WHAT TO DO:
Copy out every line of the items below, substituting "file-icon" for each occurrence of "document-icon" and changing nothing else.

START INPUT ROWS

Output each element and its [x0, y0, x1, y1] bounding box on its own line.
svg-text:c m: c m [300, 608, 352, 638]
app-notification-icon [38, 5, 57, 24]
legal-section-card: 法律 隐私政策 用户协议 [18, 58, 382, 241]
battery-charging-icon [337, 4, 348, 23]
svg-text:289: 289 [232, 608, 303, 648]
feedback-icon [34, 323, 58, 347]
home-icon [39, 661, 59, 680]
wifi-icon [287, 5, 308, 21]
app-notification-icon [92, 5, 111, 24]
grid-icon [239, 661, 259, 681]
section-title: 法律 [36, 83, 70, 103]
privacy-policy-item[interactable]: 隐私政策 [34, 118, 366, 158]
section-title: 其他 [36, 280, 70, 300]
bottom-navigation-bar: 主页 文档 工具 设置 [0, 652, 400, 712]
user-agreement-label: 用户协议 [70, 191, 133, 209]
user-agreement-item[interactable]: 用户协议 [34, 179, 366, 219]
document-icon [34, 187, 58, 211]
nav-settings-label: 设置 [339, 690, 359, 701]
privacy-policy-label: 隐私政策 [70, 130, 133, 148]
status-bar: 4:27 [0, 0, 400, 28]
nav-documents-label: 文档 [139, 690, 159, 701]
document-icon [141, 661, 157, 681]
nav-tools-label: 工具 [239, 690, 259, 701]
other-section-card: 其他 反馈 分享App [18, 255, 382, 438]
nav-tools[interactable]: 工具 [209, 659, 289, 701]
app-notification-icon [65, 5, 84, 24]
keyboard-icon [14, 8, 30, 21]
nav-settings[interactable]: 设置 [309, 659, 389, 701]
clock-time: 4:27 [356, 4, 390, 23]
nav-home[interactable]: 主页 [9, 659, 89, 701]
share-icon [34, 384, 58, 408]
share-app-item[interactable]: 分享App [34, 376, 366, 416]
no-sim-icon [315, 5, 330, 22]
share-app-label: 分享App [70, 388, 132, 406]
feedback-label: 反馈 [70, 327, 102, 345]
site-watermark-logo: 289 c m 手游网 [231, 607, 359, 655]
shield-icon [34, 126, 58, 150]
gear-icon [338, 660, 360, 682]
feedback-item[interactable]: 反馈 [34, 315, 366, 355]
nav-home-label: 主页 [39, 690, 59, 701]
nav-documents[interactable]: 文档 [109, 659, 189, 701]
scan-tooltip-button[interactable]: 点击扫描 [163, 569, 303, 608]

END INPUT ROWS

SOLUTION TO THIS PROBLEM:
Output each element and its [x0, y0, x1, y1] bounding box on its own line.
svg-text:c m: c m [300, 608, 352, 638]
app-notification-icon [38, 5, 57, 24]
legal-section-card: 法律 隐私政策 用户协议 [18, 58, 382, 241]
battery-charging-icon [337, 4, 348, 23]
svg-text:289: 289 [232, 608, 303, 648]
feedback-icon [34, 323, 58, 347]
home-icon [39, 661, 59, 680]
wifi-icon [287, 5, 308, 21]
app-notification-icon [92, 5, 111, 24]
grid-icon [239, 661, 259, 681]
section-title: 法律 [36, 83, 70, 103]
privacy-policy-item[interactable]: 隐私政策 [34, 118, 366, 158]
section-title: 其他 [36, 280, 70, 300]
bottom-navigation-bar: 主页 文档 工具 设置 [0, 652, 400, 712]
user-agreement-label: 用户协议 [70, 191, 133, 209]
user-agreement-item[interactable]: 用户协议 [34, 179, 366, 219]
file-icon [34, 187, 58, 211]
nav-settings-label: 设置 [339, 690, 359, 701]
privacy-policy-label: 隐私政策 [70, 130, 133, 148]
status-bar: 4:27 [0, 0, 400, 28]
nav-documents-label: 文档 [139, 690, 159, 701]
file-icon [141, 661, 157, 681]
nav-tools-label: 工具 [239, 690, 259, 701]
other-section-card: 其他 反馈 分享App [18, 255, 382, 438]
nav-tools[interactable]: 工具 [209, 659, 289, 701]
app-notification-icon [65, 5, 84, 24]
keyboard-icon [14, 8, 30, 21]
nav-settings[interactable]: 设置 [309, 659, 389, 701]
clock-time: 4:27 [356, 4, 390, 23]
nav-home[interactable]: 主页 [9, 659, 89, 701]
share-icon [34, 384, 58, 408]
share-app-item[interactable]: 分享App [34, 376, 366, 416]
no-sim-icon [315, 5, 330, 22]
share-app-label: 分享App [70, 388, 132, 406]
feedback-label: 反馈 [70, 327, 102, 345]
site-watermark-logo: 289 c m 手游网 [231, 607, 359, 655]
shield-icon [34, 126, 58, 150]
gear-icon [338, 660, 360, 682]
feedback-item[interactable]: 反馈 [34, 315, 366, 355]
nav-home-label: 主页 [39, 690, 59, 701]
nav-documents[interactable]: 文档 [109, 659, 189, 701]
scan-tooltip-button[interactable]: 点击扫描 [163, 569, 303, 608]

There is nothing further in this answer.